AVAILABLE RECORDS »
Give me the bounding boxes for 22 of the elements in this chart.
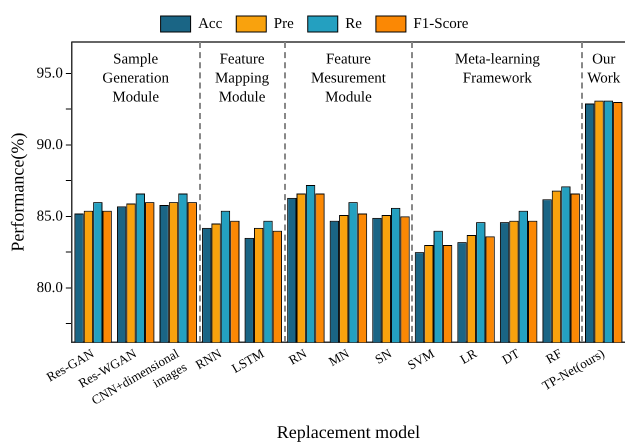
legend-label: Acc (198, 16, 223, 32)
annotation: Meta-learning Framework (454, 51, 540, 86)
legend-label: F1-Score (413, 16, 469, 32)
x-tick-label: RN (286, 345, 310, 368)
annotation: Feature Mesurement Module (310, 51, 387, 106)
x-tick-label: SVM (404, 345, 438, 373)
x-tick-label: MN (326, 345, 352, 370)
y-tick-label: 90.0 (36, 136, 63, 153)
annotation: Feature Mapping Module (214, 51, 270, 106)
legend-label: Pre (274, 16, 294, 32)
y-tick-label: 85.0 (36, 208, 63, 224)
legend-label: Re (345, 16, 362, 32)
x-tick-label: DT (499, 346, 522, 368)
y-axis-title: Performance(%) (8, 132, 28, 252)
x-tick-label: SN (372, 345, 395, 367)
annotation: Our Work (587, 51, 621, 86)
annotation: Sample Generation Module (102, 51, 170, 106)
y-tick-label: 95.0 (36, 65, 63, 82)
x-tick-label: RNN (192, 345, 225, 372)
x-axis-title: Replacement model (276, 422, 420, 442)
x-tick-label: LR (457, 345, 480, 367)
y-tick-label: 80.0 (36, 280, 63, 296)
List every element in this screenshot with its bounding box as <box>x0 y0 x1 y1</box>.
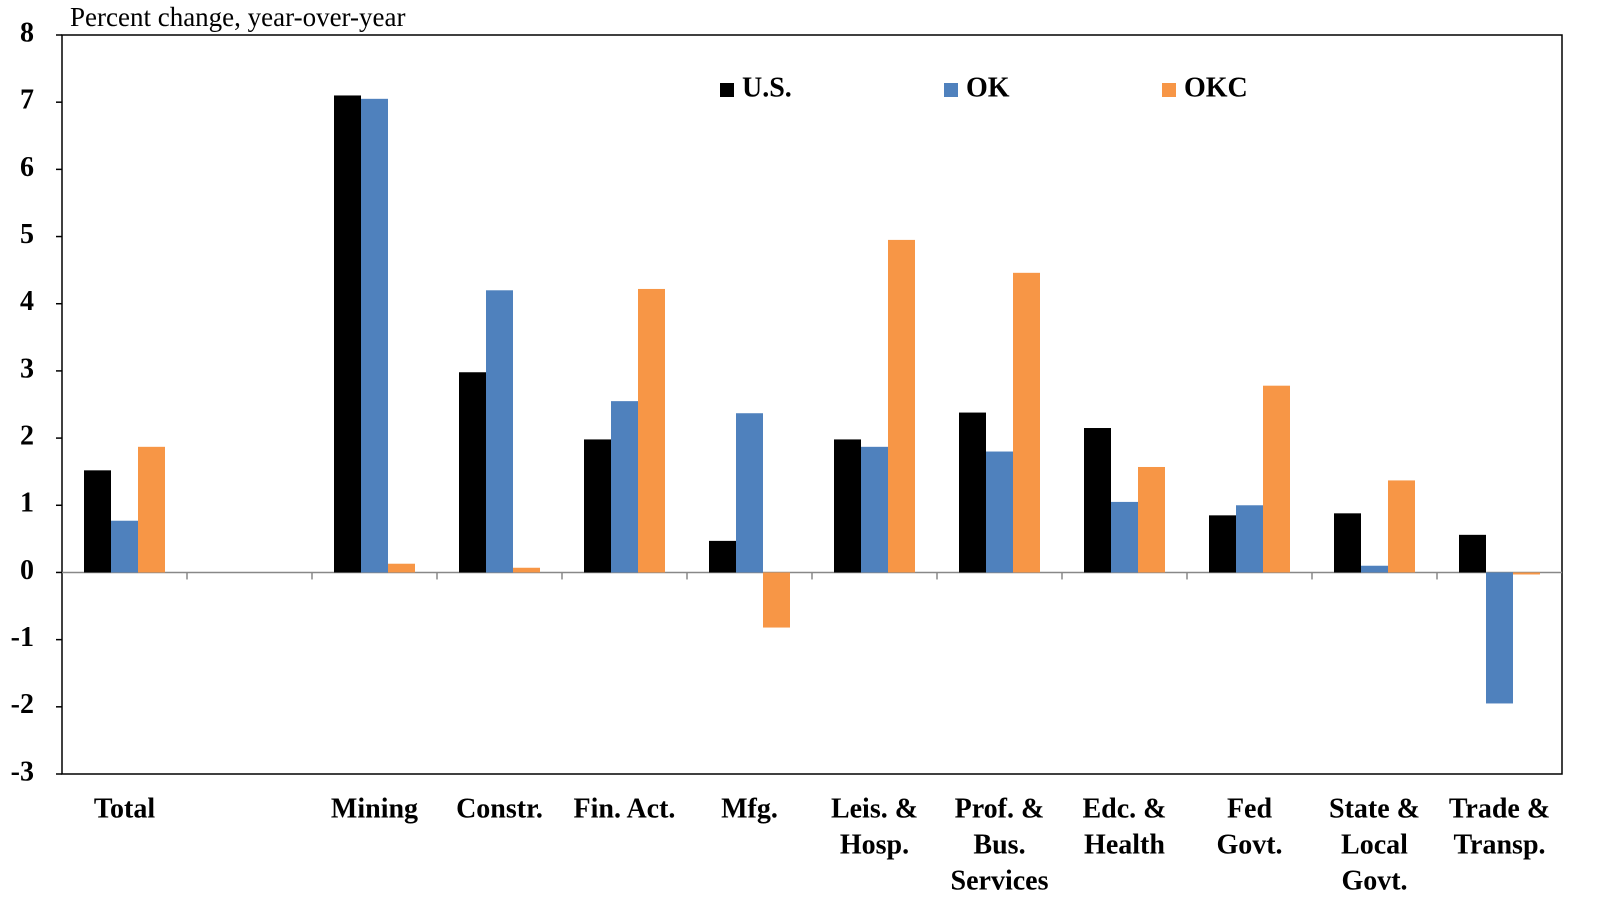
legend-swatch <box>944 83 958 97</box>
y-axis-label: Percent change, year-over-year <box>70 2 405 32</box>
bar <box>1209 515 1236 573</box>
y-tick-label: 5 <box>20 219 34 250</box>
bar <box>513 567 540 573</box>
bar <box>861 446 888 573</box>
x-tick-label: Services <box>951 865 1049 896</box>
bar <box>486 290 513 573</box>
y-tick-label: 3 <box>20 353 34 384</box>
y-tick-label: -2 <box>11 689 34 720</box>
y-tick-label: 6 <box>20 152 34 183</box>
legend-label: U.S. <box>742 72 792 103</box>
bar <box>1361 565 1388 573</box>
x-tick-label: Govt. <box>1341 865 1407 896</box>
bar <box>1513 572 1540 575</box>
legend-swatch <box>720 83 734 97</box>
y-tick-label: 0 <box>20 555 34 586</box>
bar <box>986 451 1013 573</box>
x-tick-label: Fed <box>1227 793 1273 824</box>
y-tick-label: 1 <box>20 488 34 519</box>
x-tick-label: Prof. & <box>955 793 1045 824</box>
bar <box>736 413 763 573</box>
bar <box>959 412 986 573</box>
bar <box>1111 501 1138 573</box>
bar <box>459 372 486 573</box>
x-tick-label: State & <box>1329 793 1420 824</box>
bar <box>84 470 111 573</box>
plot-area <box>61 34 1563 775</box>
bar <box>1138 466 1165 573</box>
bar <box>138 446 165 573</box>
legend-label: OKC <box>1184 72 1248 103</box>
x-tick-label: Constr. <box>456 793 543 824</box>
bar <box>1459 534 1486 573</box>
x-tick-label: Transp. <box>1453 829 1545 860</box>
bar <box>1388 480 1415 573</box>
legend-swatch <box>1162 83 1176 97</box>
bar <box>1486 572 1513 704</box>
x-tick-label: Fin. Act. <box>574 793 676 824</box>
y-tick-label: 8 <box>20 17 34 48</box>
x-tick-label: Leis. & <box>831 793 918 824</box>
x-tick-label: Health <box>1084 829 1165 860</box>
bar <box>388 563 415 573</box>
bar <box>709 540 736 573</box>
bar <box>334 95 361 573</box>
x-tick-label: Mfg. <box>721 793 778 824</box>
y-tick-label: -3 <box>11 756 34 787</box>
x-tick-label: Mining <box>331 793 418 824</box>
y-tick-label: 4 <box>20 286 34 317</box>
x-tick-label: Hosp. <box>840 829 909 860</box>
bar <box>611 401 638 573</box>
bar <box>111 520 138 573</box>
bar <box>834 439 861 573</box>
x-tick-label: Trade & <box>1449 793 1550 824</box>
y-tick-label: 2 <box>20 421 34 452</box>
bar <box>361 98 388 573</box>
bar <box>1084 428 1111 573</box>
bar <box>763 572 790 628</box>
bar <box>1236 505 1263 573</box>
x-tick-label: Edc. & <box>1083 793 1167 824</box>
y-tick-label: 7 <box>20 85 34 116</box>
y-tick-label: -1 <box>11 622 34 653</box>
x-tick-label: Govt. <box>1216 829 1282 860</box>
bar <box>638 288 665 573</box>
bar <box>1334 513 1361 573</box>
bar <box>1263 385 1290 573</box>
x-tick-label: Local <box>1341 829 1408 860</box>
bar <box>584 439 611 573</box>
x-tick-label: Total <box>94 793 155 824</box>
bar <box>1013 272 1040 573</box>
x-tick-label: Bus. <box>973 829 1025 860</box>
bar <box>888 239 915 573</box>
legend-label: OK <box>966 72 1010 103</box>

INSTRUCTION »
Could you rewrite the material from the line with "legend-label: Acc (198, 16, 223, 32)" up to and including the line with "legend-label: Re (345, 16, 362, 32)", replacing "annotation" with "callout" and changing nothing else?

TASK RESPONSE »
legend-label: Acc (198, 16, 223, 32)
callout: Meta-learning Framework (454, 51, 540, 86)
legend-label: F1-Score (413, 16, 469, 32)
x-tick-label: RN (286, 345, 310, 368)
callout: Feature Mesurement Module (310, 51, 387, 106)
x-tick-label: SVM (404, 345, 438, 373)
x-tick-label: MN (326, 345, 352, 370)
y-tick-label: 90.0 (36, 136, 63, 153)
callout: Feature Mapping Module (214, 51, 270, 106)
legend-label: Pre (274, 16, 294, 32)
y-tick-label: 85.0 (36, 208, 63, 224)
legend-label: Re (345, 16, 362, 32)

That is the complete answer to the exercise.